**Excerpt to read:**

++++++

II/ The axiological panorama of our time
a/ How can we characterise our era axiologically?
a) The end of grand narratives (Lyotard)
What are the defining axiological features of our times? How can we describe the axiological profile of our era? Lyotard encapsulated this profile with a succinct expression: the 'end of grand narratives': Simplifying to the extreme, I define post-modern as incredulity toward metanarratives
1. Our time, referred to as 'post-modernism', is thus marked by this shift. But what does this phrase actually imply?
A narrative is a discourse with coherence and meaning. A series of disconnected words does not form a narrative; rather, it resembles a kind of incoherent babble. In musical terms, a story cannot be merely a 'rhapsody', a sequence of disconnected sounds, but must resemble a melody with cohesion. The storyteller does not arrange words randomly, as one might strike random keys on a piano. A story must convey meaning and direction, typically with a clear beginning, middle, and end. A story often has a goal—for example, 'to live happily ever after'—with all the events working, at least ostensibly, towards achieving this end, serving as means to a purpose.

++++++

**Work instructions:**
**A.** Sum up the passage on grand narratives in two sentences.
**B.** In the passage on grand narratives, how does Lyotard define post-modern?
**C.** Copy word for word the part of the passage on grand narratives starting at "A narrative is" and ending at "to a purpose.".
The rows after the passage on grand narratives are separate material.

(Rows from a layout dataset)
++++++

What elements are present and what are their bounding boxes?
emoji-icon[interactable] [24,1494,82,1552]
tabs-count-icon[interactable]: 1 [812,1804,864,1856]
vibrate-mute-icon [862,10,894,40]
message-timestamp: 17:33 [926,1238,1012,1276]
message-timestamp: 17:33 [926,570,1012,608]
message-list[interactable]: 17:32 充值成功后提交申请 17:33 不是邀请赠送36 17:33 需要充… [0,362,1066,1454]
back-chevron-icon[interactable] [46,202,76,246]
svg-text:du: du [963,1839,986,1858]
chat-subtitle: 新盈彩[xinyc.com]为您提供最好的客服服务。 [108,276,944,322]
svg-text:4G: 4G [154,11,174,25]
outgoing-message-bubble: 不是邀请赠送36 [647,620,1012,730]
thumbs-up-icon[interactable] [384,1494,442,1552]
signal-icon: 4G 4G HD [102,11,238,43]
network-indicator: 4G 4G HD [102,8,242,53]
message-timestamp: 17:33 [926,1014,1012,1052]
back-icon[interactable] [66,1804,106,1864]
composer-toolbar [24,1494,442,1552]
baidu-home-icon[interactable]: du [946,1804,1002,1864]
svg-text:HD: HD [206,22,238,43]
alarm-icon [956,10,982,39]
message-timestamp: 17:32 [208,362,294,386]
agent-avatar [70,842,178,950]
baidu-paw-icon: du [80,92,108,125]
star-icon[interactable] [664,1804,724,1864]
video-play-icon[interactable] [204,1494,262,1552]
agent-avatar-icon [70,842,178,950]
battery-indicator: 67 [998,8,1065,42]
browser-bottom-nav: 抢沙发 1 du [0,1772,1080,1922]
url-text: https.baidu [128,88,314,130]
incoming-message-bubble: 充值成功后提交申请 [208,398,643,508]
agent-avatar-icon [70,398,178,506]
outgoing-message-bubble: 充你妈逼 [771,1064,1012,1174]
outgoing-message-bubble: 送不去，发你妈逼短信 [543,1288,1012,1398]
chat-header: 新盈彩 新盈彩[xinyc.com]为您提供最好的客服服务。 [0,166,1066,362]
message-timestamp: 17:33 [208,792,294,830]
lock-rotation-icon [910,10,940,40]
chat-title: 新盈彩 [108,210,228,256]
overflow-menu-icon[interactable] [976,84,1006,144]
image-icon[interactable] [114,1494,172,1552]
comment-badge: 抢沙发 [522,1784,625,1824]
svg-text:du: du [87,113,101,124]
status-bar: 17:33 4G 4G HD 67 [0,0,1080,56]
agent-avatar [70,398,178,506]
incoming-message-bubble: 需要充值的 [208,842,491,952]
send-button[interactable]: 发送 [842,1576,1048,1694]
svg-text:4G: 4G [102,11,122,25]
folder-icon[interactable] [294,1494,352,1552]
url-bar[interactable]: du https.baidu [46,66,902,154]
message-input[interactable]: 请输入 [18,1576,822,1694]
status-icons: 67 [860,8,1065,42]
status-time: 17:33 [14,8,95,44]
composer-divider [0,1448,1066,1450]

++++++

**Results of the exercise:**
**A.** The passage uses Lyotard's phrase "the end of grand narratives" to describe the axiological profile of our era, which he calls post-modern and defines as incredulity toward metanarratives. It explains that a narrative is a coherent, meaningful discourse with direction, typically with a beginning, middle, and end, rather than a random series of disconnected words.

**B.** As incredulity toward metanarratives.

**C.**
A narrative is a discourse with coherence and meaning. A series of disconnected words does not form a narrative; rather, it resembles a kind of incoherent babble. In musical terms, a story cannot be merely a 'rhapsody', a sequence of disconnected sounds, but must resemble a melody with cohesion. The storyteller does not arrange words randomly, as one might strike random keys on a piano. A story must convey meaning and direction, typically with a clear beginning, middle, and end. A story often has a goal—for example, 'to live happily ever after'—with all the events working, at least ostensibly, towards achieving this end, serving as means to a purpose.